■ Your objective: Copy, in full, each line of the material that holds the word "leads".

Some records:
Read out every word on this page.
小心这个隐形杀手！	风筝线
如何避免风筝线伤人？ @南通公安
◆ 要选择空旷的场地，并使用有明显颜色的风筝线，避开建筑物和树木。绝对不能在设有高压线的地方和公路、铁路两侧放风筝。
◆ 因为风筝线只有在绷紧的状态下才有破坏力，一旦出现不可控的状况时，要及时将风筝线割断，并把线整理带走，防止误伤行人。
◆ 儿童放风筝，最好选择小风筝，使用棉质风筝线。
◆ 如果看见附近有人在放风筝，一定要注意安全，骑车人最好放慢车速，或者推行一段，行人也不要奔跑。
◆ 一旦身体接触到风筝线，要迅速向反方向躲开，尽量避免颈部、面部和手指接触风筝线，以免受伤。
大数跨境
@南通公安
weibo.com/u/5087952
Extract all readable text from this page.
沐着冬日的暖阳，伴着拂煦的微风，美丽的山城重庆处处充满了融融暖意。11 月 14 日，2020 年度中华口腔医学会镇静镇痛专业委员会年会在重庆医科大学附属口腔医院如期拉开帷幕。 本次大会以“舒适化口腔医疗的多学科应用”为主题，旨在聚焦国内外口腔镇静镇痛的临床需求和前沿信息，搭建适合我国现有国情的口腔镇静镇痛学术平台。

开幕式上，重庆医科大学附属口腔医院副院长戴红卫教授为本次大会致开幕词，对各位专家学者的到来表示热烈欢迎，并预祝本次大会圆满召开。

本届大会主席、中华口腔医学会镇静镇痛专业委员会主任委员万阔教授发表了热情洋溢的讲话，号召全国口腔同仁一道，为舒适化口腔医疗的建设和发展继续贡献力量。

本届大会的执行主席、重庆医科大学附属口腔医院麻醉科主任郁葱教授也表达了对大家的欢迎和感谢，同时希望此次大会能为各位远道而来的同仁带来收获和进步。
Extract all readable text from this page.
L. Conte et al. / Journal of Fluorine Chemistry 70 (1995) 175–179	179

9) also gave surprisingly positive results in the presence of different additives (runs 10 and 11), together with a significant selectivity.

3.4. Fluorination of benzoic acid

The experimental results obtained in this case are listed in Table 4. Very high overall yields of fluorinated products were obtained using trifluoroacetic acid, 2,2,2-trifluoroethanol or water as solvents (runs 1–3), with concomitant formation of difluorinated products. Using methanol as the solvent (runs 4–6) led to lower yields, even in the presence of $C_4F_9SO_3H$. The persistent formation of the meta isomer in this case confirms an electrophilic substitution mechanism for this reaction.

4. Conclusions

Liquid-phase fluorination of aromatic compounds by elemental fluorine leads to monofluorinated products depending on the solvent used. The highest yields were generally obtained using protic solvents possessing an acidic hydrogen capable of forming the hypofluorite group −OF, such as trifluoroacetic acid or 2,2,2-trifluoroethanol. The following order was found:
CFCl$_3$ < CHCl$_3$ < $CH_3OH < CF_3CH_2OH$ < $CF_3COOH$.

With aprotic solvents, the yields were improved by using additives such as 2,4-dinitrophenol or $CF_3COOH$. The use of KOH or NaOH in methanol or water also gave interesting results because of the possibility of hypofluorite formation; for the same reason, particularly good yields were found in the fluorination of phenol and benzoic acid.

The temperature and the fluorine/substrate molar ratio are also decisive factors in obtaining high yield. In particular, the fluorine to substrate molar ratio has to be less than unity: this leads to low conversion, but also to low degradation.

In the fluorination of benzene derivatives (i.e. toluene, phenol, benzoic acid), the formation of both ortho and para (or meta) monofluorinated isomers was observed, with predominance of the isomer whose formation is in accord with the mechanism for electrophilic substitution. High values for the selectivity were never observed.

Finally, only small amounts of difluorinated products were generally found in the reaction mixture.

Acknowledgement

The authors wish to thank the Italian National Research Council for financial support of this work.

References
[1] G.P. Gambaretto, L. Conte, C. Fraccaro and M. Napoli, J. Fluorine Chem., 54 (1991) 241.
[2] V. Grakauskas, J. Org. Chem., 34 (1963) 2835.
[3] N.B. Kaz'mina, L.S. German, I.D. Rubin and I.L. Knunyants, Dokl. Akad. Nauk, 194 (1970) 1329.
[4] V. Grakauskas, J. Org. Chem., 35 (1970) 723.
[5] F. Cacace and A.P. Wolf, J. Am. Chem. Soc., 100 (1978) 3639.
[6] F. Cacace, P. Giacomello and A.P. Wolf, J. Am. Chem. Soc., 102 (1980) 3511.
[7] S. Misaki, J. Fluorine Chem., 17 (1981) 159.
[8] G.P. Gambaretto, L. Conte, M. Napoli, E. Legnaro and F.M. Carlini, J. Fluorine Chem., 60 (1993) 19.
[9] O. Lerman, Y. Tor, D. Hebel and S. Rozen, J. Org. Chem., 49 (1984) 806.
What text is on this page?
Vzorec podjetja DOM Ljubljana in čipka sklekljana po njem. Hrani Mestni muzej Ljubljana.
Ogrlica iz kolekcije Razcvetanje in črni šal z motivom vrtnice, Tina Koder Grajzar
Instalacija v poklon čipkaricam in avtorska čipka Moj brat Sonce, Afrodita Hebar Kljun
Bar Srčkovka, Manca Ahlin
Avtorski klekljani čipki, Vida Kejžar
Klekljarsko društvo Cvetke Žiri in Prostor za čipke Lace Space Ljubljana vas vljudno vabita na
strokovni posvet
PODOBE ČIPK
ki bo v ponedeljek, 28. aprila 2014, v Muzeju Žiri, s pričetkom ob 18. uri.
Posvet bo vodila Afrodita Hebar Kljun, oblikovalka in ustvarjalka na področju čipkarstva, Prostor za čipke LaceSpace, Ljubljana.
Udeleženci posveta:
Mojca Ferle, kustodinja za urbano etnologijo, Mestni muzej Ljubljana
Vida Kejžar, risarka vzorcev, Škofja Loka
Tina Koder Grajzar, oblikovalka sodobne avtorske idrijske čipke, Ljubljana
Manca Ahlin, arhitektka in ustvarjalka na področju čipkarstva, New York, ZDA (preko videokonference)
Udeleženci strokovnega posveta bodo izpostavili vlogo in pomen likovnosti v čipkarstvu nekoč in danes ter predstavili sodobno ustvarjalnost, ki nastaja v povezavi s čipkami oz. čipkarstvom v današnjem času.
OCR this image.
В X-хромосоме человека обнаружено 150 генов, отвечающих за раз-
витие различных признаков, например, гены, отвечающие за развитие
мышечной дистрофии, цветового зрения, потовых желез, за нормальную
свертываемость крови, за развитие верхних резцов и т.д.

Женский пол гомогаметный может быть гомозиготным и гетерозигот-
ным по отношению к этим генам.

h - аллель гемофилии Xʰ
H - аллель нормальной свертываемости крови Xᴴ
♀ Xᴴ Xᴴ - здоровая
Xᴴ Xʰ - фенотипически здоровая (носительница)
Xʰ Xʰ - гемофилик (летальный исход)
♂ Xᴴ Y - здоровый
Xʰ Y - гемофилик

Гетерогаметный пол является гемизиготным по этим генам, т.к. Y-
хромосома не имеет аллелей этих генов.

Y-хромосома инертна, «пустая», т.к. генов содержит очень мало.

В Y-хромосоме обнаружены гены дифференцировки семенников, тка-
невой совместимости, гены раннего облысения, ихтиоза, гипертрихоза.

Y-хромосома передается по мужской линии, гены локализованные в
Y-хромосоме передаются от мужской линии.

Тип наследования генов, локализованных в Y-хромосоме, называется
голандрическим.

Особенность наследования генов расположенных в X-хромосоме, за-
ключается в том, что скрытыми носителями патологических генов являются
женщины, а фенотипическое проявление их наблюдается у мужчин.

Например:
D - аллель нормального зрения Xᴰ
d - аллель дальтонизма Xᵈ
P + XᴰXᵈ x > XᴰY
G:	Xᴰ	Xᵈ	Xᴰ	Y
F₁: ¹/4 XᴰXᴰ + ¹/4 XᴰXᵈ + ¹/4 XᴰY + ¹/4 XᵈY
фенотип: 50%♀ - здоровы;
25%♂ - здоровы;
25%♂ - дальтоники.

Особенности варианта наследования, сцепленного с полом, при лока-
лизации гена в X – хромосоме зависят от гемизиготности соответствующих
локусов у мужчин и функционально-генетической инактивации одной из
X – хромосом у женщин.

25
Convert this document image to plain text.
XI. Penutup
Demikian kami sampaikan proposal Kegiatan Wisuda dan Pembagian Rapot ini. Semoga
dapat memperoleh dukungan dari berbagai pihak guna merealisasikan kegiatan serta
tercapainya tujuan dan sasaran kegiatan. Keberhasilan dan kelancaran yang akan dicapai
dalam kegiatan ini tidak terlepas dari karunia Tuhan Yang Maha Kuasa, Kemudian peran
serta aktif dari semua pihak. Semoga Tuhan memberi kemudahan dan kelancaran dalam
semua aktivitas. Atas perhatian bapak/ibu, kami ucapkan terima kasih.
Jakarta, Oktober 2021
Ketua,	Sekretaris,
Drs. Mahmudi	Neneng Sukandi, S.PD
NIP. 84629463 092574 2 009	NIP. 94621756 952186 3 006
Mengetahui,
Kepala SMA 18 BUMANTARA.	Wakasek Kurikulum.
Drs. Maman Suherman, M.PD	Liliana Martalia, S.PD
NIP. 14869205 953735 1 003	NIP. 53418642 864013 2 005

■ Right answer:
Liquid-phase fluorination of aromatic compounds by elemental fluorine leads to monofluorinated products depending on the solvent used. The highest yields were generally obtained using protic solvents possessing an acidic hydrogen capable of forming the hypofluorite group −OF, such as trifluoroacetic acid or 2,2,2-trifluoroethanol. The following order was found:
The temperature and the fluorine/substrate molar ratio are also decisive factors in obtaining high yield. In particular, the fluorine to substrate molar ratio has to be less than unity: this leads to low conversion, but also to low degradation.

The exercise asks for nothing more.